— DATA PROVIDED —
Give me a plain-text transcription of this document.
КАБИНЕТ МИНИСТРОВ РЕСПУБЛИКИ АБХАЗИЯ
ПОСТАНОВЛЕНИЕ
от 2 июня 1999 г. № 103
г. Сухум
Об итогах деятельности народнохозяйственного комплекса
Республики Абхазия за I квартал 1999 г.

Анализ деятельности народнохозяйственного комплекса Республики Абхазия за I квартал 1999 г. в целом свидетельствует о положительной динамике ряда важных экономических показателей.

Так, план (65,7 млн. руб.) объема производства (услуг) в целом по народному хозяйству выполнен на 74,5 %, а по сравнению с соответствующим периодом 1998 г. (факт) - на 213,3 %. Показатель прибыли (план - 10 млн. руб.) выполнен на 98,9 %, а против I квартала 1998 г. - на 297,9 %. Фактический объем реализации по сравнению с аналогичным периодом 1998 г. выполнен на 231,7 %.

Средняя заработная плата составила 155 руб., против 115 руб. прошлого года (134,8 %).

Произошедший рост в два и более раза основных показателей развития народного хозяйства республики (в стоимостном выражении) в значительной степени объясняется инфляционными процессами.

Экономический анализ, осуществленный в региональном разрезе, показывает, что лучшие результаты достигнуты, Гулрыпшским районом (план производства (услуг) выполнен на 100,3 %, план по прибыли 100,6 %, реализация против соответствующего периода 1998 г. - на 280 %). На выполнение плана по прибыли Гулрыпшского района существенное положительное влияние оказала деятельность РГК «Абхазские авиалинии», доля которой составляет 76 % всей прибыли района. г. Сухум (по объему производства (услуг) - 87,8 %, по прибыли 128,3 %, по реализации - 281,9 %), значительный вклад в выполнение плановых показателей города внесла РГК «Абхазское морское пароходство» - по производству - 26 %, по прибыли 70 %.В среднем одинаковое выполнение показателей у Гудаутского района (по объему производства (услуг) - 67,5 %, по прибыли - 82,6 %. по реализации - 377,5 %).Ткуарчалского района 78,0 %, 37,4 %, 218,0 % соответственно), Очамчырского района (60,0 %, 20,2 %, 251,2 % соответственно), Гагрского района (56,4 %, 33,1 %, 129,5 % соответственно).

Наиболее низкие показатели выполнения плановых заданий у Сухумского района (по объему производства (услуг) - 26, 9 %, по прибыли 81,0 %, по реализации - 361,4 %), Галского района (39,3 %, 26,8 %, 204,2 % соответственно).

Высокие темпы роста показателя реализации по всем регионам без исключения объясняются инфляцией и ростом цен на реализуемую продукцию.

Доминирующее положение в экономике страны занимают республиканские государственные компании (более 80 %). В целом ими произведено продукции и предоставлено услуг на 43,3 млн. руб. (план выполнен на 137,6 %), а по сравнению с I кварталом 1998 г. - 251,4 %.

— TASK —
Write out the records shown above, exactly as they appear.

— EXERCISE SOLUTION —
Give me a plain-text transcription of this document.
КАБИНЕТ МИНИСТРОВ РЕСПУБЛИКИ АБХАЗИЯ
ПОСТАНОВЛЕНИЕ
от 2 июня 1999 г. № 103
г. Сухум
Об итогах деятельности народнохозяйственного комплекса
Республики Абхазия за I квартал 1999 г.

Анализ деятельности народнохозяйственного комплекса Республики Абхазия за I квартал 1999 г. в целом свидетельствует о положительной динамике ряда важных экономических показателей.

Так, план (65,7 млн. руб.) объема производства (услуг) в целом по народному хозяйству выполнен на 74,5 %, а по сравнению с соответствующим периодом 1998 г. (факт) - на 213,3 %. Показатель прибыли (план - 10 млн. руб.) выполнен на 98,9 %, а против I квартала 1998 г. - на 297,9 %. Фактический объем реализации по сравнению с аналогичным периодом 1998 г. выполнен на 231,7 %.

Средняя заработная плата составила 155 руб., против 115 руб. прошлого года (134,8 %).

Произошедший рост в два и более раза основных показателей развития народного хозяйства республики (в стоимостном выражении) в значительной степени объясняется инфляционными процессами.

Экономический анализ, осуществленный в региональном разрезе, показывает, что лучшие результаты достигнуты, Гулрыпшским районом (план производства (услуг) выполнен на 100,3 %, план по прибыли 100,6 %, реализация против соответствующего периода 1998 г. - на 280 %). На выполнение плана по прибыли Гулрыпшского района существенное положительное влияние оказала деятельность РГК «Абхазские авиалинии», доля которой составляет 76 % всей прибыли района. г. Сухум (по объему производства (услуг) - 87,8 %, по прибыли 128,3 %, по реализации - 281,9 %), значительный вклад в выполнение плановых показателей города внесла РГК «Абхазское морское пароходство» - по производству - 26 %, по прибыли 70 %.В среднем одинаковое выполнение показателей у Гудаутского района (по объему производства (услуг) - 67,5 %, по прибыли - 82,6 %. по реализации - 377,5 %).Ткуарчалского района 78,0 %, 37,4 %, 218,0 % соответственно), Очамчырского района (60,0 %, 20,2 %, 251,2 % соответственно), Гагрского района (56,4 %, 33,1 %, 129,5 % соответственно).

Наиболее низкие показатели выполнения плановых заданий у Сухумского района (по объему производства (услуг) - 26, 9 %, по прибыли 81,0 %, по реализации - 361,4 %), Галского района (39,3 %, 26,8 %, 204,2 % соответственно).

Высокие темпы роста показателя реализации по всем регионам без исключения объясняются инфляцией и ростом цен на реализуемую продукцию.

Доминирующее положение в экономике страны занимают республиканские государственные компании (более 80 %). В целом ими произведено продукции и предоставлено услуг на 43,3 млн. руб. (план выполнен на 137,6 %), а по сравнению с I кварталом 1998 г. - 251,4 %.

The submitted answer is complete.